Prompt: Pictures are not part of the copy; repeat everything else in the records exactly.

◇ ◇ ◇ ◇ ◇ ◇ ◇

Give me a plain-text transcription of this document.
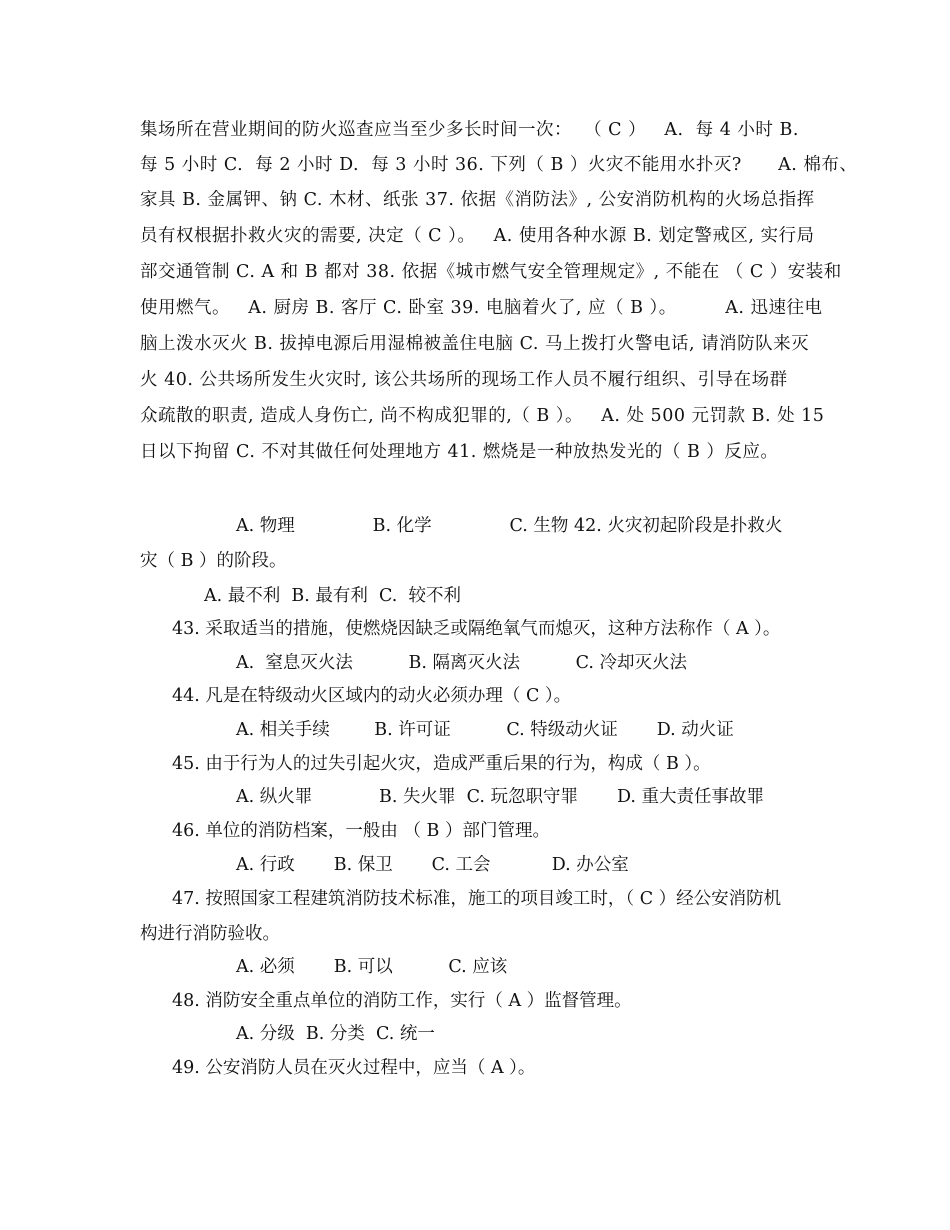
集场所在营业期间的防火巡查应当至少多长时间一次：  （ C ）   A.  每 4 小时 B.
每 5 小时 C.  每 2 小时 D.  每 3 小时 36. 下列（ B ）火灾不能用水扑灭?      A. 棉布、
家具 B. 金属钾、钠 C. 木材、纸张 37. 依据《消防法》, 公安消防机构的火场总指挥
员有权根据扑救火灾的需要, 决定（ C ）。   A. 使用各种水源 B. 划定警戒区, 实行局
部交通管制 C. A 和 B 都对 38. 依据《城市燃气安全管理规定》, 不能在 （ C ）安装和
使用燃气。   A. 厨房 B. 客厅 C. 卧室 39. 电脑着火了, 应（ B ）。        A. 迅速往电
脑上泼水灭火 B. 拔掉电源后用湿棉被盖住电脑 C. 马上拨打火警电话, 请消防队来灭
火 40. 公共场所发生火灾时, 该公共场所的现场工作人员不履行组织、引导在场群
众疏散的职责, 造成人身伤亡, 尚不构成犯罪的,（ B ）。   A. 处 500 元罚款 B. 处 15
日以下拘留 C. 不对其做任何处理地方 41. 燃烧是一种放热发光的（ B ）反应。
A. 物理              B. 化学              C. 生物 42. 火灾初起阶段是扑救火
灾（ B ）的阶段。
A. 最不利  B. 最有利  C.  较不利
43. 采取适当的措施，使燃烧因缺乏或隔绝氧气而熄灭，这种方法称作（ A ）。
A.  窒息灭火法          B. 隔离灭火法          C. 冷却灭火法
44. 凡是在特级动火区域内的动火必须办理（ C ）。
A. 相关手续        B. 许可证          C. 特级动火证       D. 动火证
45. 由于行为人的过失引起火灾，造成严重后果的行为，构成（ B ）。
A. 纵火罪            B. 失火罪  C. 玩忽职守罪       D. 重大责任事故罪
46. 单位的消防档案，一般由 （ B ）部门管理。
A. 行政       B. 保卫       C. 工会           D. 办公室
47. 按照国家工程建筑消防技术标准，施工的项目竣工时，（ C ）经公安消防机
构进行消防验收。
A. 必须       B. 可以          C. 应该
48. 消防安全重点单位的消防工作，实行（ A ）监督管理。
A. 分级  B. 分类  C. 统一
49. 公安消防人员在灭火过程中，应当（ A ）。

◇ ◇ ◇ ◇ ◇ ◇ ◇

Result of the exercise:
Give me a plain-text transcription of this document.
集场所在营业期间的防火巡查应当至少多长时间一次：  （ C ）   A.  每 4 小时 B.
每 5 小时 C.  每 2 小时 D.  每 3 小时 36. 下列（ B ）火灾不能用水扑灭?      A. 棉布、
家具 B. 金属钾、钠 C. 木材、纸张 37. 依据《消防法》, 公安消防机构的火场总指挥
员有权根据扑救火灾的需要, 决定（ C ）。   A. 使用各种水源 B. 划定警戒区, 实行局
部交通管制 C. A 和 B 都对 38. 依据《城市燃气安全管理规定》, 不能在 （ C ）安装和
使用燃气。   A. 厨房 B. 客厅 C. 卧室 39. 电脑着火了, 应（ B ）。        A. 迅速往电
脑上泼水灭火 B. 拔掉电源后用湿棉被盖住电脑 C. 马上拨打火警电话, 请消防队来灭
火 40. 公共场所发生火灾时, 该公共场所的现场工作人员不履行组织、引导在场群
众疏散的职责, 造成人身伤亡, 尚不构成犯罪的,（ B ）。   A. 处 500 元罚款 B. 处 15
日以下拘留 C. 不对其做任何处理地方 41. 燃烧是一种放热发光的（ B ）反应。
A. 物理              B. 化学              C. 生物 42. 火灾初起阶段是扑救火
灾（ B ）的阶段。
A. 最不利  B. 最有利  C.  较不利
43. 采取适当的措施，使燃烧因缺乏或隔绝氧气而熄灭，这种方法称作（ A ）。
A.  窒息灭火法          B. 隔离灭火法          C. 冷却灭火法
44. 凡是在特级动火区域内的动火必须办理（ C ）。
A. 相关手续        B. 许可证          C. 特级动火证       D. 动火证
45. 由于行为人的过失引起火灾，造成严重后果的行为，构成（ B ）。
A. 纵火罪            B. 失火罪  C. 玩忽职守罪       D. 重大责任事故罪
46. 单位的消防档案，一般由 （ B ）部门管理。
A. 行政       B. 保卫       C. 工会           D. 办公室
47. 按照国家工程建筑消防技术标准，施工的项目竣工时，（ C ）经公安消防机
构进行消防验收。
A. 必须       B. 可以          C. 应该
48. 消防安全重点单位的消防工作，实行（ A ）监督管理。
A. 分级  B. 分类  C. 统一
49. 公安消防人员在灭火过程中，应当（ A ）。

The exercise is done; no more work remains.